* [Instructions for the task]
Please output every line of the material as it stands, without the pictures.

Collected data
══════════

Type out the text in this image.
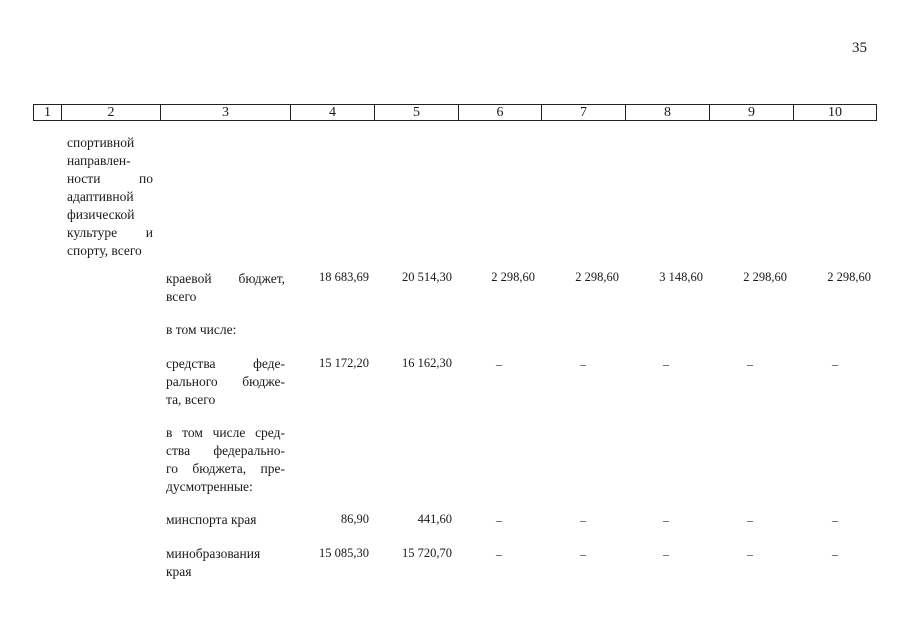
35
1	2	3	4	5	6	7	8	9	10
спортивной
направлен-
ности по
адаптивной
физической
культуре и
спорту, всего
краевой бюджет,
всего
18 683,69	20 514,30	2 298,60	2 298,60	3 148,60	2 298,60	2 298,60
в том числе:
средства феде-
рального бюдже-
та, всего
15 172,20	16 162,30	–	–	–	–	–
в том числе сред-
ства федерально-
го бюджета, пре-
дусмотренные:
минспорта края	86,90	441,60	–	–	–	–	–
минобразования
края
15 085,30	15 720,70	–	–	–	–	–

══════════

* [Solution to this problem]
Type out the text in this image.
35
1	2	3	4	5	6	7	8	9	10
спортивной
направлен-
ности по
адаптивной
физической
культуре и
спорту, всего
краевой бюджет,
всего
18 683,69	20 514,30	2 298,60	2 298,60	3 148,60	2 298,60	2 298,60
в том числе:
средства феде-
рального бюдже-
та, всего
15 172,20	16 162,30	–	–	–	–	–
в том числе сред-
ства федерально-
го бюджета, пре-
дусмотренные:
минспорта края	86,90	441,60	–	–	–	–	–
минобразования
края
15 085,30	15 720,70	–	–	–	–	–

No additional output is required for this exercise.